#### Task inputs

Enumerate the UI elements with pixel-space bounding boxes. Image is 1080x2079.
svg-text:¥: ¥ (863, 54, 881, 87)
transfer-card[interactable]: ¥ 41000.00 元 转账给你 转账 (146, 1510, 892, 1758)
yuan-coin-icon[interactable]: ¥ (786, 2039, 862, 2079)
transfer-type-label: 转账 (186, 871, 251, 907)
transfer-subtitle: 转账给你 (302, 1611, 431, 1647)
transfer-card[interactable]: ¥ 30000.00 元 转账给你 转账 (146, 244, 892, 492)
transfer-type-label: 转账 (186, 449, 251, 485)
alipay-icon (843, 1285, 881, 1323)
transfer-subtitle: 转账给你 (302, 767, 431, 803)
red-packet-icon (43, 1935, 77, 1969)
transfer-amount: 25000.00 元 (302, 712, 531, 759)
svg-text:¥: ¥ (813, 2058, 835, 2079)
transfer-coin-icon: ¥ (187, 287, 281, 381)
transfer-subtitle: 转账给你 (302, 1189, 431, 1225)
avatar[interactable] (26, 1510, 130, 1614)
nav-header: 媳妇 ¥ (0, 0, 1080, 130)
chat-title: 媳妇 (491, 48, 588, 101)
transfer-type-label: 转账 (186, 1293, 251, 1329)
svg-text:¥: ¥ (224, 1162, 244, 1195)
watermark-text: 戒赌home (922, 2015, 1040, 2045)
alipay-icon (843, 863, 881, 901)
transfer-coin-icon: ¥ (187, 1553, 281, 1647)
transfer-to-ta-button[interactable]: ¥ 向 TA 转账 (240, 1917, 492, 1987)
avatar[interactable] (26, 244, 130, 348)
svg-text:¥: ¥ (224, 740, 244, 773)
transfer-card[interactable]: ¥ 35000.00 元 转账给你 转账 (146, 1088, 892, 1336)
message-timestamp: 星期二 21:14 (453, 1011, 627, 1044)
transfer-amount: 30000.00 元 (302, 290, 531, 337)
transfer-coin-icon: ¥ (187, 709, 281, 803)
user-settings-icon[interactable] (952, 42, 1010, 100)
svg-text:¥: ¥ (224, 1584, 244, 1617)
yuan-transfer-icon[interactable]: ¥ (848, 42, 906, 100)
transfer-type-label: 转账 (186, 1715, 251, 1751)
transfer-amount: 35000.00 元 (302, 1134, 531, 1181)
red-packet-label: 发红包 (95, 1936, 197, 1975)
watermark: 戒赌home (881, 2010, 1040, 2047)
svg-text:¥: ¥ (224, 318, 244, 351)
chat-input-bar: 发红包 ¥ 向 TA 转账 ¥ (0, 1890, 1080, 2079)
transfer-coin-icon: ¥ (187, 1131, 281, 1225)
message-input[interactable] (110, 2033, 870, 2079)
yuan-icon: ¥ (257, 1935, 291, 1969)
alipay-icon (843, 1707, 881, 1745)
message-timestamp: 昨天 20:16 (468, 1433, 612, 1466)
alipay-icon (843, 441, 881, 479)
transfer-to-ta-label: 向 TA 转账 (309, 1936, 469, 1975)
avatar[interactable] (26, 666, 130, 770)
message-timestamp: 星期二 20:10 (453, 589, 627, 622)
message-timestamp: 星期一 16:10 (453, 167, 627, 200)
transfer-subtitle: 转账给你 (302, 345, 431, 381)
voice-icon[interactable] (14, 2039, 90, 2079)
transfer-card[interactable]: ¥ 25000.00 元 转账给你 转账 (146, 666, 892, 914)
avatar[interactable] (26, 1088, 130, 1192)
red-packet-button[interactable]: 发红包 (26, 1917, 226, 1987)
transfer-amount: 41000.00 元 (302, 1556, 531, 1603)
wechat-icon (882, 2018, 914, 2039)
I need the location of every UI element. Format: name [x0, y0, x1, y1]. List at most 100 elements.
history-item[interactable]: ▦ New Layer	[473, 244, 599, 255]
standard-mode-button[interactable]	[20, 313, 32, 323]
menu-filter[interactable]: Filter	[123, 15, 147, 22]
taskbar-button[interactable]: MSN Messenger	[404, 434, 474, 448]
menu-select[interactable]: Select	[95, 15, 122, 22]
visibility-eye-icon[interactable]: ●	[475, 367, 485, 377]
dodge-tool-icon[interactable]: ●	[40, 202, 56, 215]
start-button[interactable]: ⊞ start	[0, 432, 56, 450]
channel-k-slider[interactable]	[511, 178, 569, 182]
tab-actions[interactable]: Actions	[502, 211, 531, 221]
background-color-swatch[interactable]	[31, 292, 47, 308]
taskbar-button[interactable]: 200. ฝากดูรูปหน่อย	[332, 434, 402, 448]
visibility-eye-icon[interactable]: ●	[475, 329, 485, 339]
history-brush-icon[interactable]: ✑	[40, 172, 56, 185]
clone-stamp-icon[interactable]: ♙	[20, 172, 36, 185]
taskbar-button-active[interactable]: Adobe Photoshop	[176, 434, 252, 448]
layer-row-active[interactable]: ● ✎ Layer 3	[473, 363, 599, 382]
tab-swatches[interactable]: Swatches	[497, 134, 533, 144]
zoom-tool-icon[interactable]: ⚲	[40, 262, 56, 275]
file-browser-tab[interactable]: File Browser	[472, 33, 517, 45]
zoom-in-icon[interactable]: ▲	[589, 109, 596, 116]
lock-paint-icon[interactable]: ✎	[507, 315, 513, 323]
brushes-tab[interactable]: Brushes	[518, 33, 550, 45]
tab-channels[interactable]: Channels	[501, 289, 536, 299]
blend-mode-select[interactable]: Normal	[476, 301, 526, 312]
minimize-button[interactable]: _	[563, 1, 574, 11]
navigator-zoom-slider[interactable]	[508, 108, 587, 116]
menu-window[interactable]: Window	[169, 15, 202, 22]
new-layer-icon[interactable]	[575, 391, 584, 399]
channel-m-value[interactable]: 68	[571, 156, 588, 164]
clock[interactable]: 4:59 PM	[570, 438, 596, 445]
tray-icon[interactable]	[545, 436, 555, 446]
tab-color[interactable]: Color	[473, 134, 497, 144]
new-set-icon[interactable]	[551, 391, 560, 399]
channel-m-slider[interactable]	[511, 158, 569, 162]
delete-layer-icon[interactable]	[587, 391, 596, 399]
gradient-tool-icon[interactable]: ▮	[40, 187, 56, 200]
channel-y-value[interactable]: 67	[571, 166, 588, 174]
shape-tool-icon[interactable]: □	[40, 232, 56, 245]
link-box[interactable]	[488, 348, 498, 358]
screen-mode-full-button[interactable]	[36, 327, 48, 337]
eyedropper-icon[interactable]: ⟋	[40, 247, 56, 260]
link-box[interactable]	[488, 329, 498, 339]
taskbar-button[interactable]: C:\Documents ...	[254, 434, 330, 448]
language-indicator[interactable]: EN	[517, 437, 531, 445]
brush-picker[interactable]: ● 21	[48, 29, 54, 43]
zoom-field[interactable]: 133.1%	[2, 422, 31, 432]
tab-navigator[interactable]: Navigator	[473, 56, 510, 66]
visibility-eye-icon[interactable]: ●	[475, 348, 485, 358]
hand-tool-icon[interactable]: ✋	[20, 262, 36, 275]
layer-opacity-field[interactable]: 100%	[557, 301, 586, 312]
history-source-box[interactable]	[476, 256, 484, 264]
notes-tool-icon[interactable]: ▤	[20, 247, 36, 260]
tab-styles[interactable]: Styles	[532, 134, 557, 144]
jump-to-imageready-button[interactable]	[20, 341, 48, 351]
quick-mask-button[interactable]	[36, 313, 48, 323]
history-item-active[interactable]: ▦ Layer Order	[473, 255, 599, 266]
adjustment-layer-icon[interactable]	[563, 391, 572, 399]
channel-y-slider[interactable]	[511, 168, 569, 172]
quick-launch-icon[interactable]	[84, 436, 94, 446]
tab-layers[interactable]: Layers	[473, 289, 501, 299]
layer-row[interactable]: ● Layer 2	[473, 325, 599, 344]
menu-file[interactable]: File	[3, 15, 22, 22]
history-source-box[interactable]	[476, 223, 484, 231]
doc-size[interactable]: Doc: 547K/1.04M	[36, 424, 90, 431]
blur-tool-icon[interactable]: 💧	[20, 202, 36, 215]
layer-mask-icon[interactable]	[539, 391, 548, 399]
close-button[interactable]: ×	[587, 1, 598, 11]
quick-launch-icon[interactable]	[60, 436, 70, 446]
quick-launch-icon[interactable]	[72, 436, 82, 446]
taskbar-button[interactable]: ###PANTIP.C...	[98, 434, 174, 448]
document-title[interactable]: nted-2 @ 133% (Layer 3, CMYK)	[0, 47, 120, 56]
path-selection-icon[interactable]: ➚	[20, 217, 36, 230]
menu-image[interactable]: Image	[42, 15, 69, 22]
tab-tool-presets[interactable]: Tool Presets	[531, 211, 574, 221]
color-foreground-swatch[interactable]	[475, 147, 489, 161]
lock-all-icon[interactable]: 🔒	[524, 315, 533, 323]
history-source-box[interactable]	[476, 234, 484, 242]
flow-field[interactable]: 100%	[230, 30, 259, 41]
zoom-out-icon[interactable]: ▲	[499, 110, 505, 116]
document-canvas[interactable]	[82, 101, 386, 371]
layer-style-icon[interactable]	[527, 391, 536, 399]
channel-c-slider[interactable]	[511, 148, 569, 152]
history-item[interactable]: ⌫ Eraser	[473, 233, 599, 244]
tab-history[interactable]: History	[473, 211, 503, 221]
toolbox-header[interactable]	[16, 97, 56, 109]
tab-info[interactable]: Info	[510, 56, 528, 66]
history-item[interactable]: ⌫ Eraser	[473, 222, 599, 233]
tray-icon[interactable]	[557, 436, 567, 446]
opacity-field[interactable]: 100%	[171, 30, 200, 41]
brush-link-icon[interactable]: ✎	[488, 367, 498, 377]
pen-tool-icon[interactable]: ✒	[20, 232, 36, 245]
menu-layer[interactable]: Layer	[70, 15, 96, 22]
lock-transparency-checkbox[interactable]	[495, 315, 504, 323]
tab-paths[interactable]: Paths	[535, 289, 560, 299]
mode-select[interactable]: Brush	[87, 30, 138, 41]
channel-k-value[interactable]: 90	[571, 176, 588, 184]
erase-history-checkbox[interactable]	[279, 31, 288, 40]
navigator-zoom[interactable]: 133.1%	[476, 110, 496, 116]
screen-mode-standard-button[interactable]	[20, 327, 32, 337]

########

§ Task requirements
Write out the entries starting with the first line of the entries and going on through the line that contains "transfer-type-label: 转账 (186, 871, 251, 907)", including both ends.

§ Final result
Enumerate the UI elements with pixel-space bounding boxes. Image is 1080x2079.
svg-text:¥: ¥ (863, 54, 881, 87)
transfer-card[interactable]: ¥ 41000.00 元 转账给你 转账 (146, 1510, 892, 1758)
yuan-coin-icon[interactable]: ¥ (786, 2039, 862, 2079)
transfer-type-label: 转账 (186, 871, 251, 907)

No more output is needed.